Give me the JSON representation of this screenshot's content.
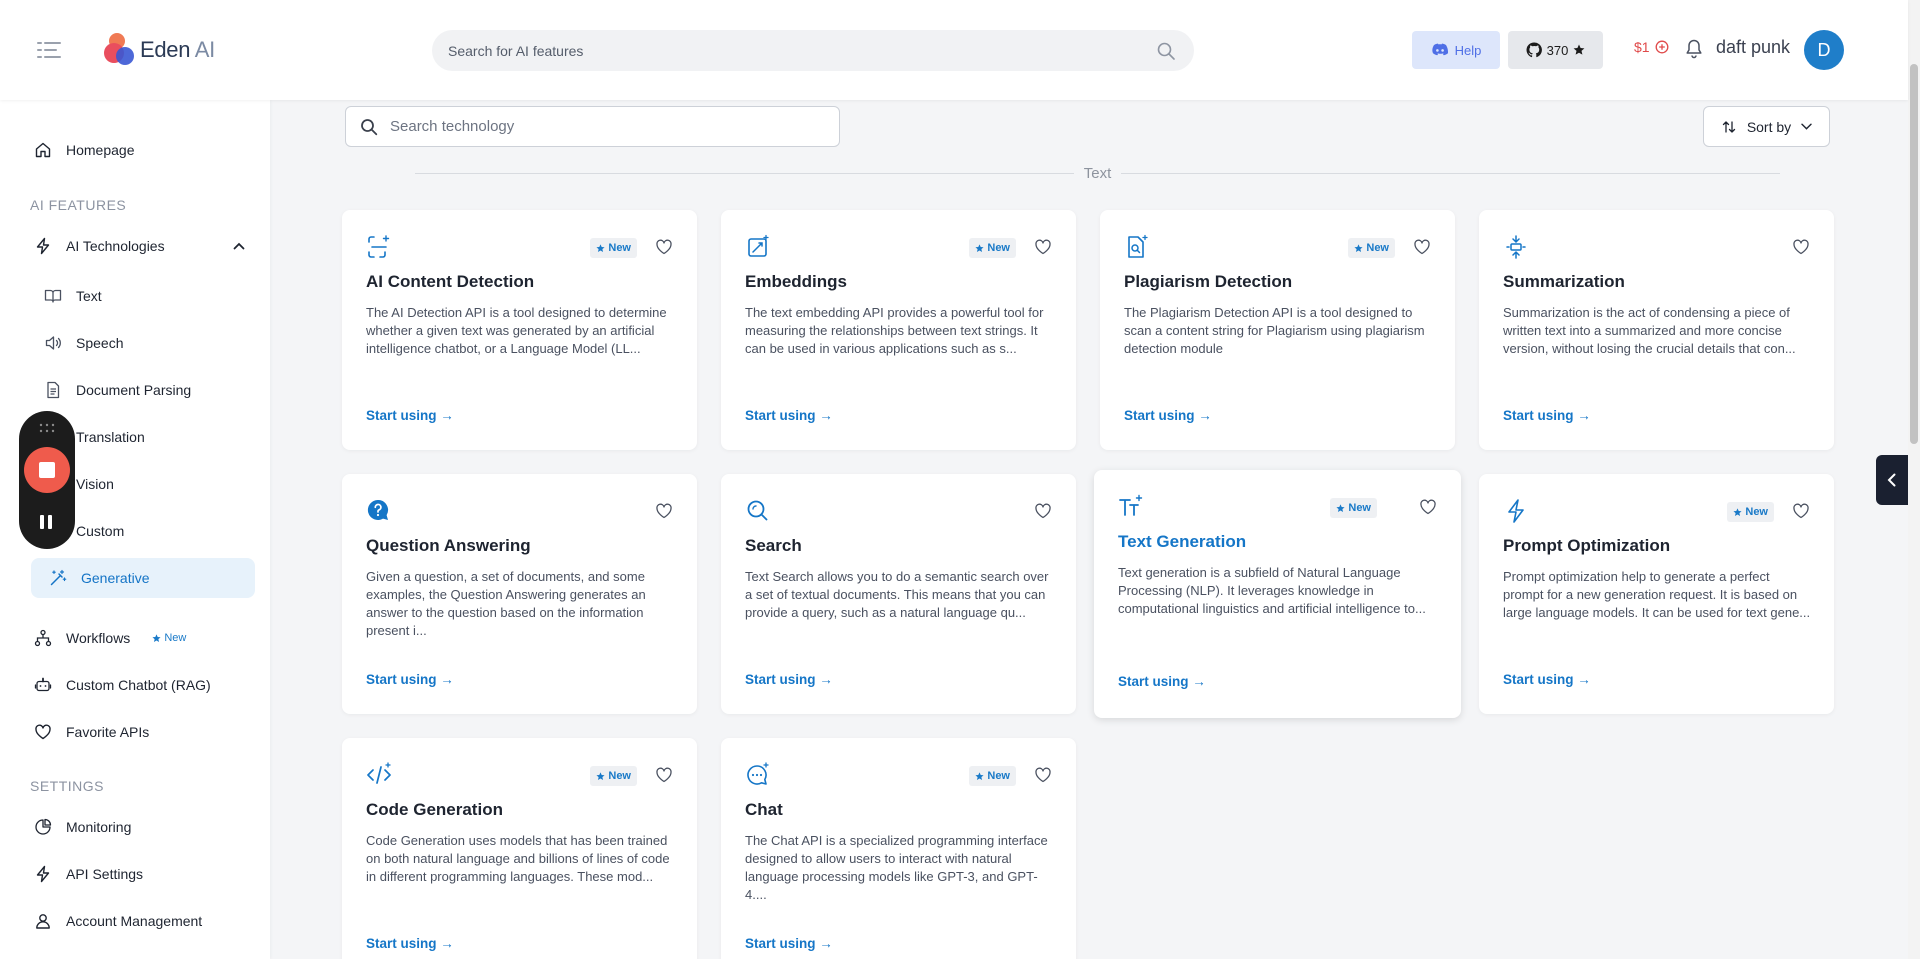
{
  "header": {
    "logo_name": "Eden",
    "logo_suffix": " AI",
    "search_placeholder": "Search for AI features",
    "help_label": "Help",
    "github_stars": "370",
    "credit": "$1",
    "username": "daft punk",
    "avatar_initial": "D"
  },
  "sidebar": {
    "homepage": "Homepage",
    "section_ai_features": "AI FEATURES",
    "ai_technologies": "AI Technologies",
    "sub_items": [
      "Text",
      "Speech",
      "Document Parsing",
      "Translation",
      "Vision",
      "Custom",
      "Generative"
    ],
    "workflows": "Workflows",
    "workflows_badge": "New",
    "custom_chatbot": "Custom Chatbot (RAG)",
    "favorite_apis": "Favorite APIs",
    "section_settings": "SETTINGS",
    "monitoring": "Monitoring",
    "api_settings": "API Settings",
    "account_management": "Account Management"
  },
  "main": {
    "search_placeholder": "Search technology",
    "sort_label": "Sort by",
    "section_label": "Text",
    "badge_label": "New",
    "start_label": "Start using",
    "cards": [
      {
        "title": "AI Content Detection",
        "desc": "The AI Detection API is a tool designed to determine whether a given text was generated by an artificial intelligence chatbot, or a Language Model (LL..."
      },
      {
        "title": "Embeddings",
        "desc": "The text embedding API provides a powerful tool for measuring the relationships between text strings. It can be used in various applications such as s..."
      },
      {
        "title": "Plagiarism Detection",
        "desc": "The Plagiarism Detection API is a tool designed to scan a content string for Plagiarism using plagiarism detection module"
      },
      {
        "title": "Summarization",
        "desc": "Summarization is the act of condensing a piece of written text into a summarized and more concise version, without losing the crucial details that con..."
      },
      {
        "title": "Question Answering",
        "desc": "Given a question, a set of documents, and some examples, the Question Answering generates an answer to the question based on the information present i..."
      },
      {
        "title": "Search",
        "desc": "Text Search allows you to do a semantic search over a set of textual documents. This means that you can provide a query, such as a natural language qu..."
      },
      {
        "title": "Text Generation",
        "desc": "Text generation is a subfield of Natural Language Processing (NLP). It leverages knowledge in computational linguistics and artificial intelligence to..."
      },
      {
        "title": "Prompt Optimization",
        "desc": "Prompt optimization help to generate a perfect prompt for a new generation request. It is based on large language models. It can be used for text gene..."
      },
      {
        "title": "Code Generation",
        "desc": "Code Generation uses models that has been trained on both natural language and billions of lines of code in different programming languages. These mod..."
      },
      {
        "title": "Chat",
        "desc": "The Chat API is a specialized programming interface designed to allow users to interact with natural language processing models like GPT-3, and GPT-4...."
      }
    ]
  },
  "colors": {
    "accent": "#1576c7",
    "recorder_stop": "#ef5b4c",
    "credit": "#e04a4a"
  },
  "icons": [
    "menu-icon",
    "search-icon",
    "discord-icon",
    "github-icon",
    "star-icon",
    "bell-icon",
    "home-icon",
    "bolt-icon",
    "book-icon",
    "speaker-icon",
    "document-icon",
    "language-icon",
    "eye-icon",
    "puzzle-icon",
    "magic-wand-icon",
    "workflow-icon",
    "chatbot-icon",
    "heart-icon",
    "chart-icon",
    "person-icon",
    "sort-icon",
    "chevron-down-icon",
    "chevron-left-icon"
  ]
}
++++++
■ Request:
Count every line in the listing above that holds "based", then report only the count.

■ Written answer:
2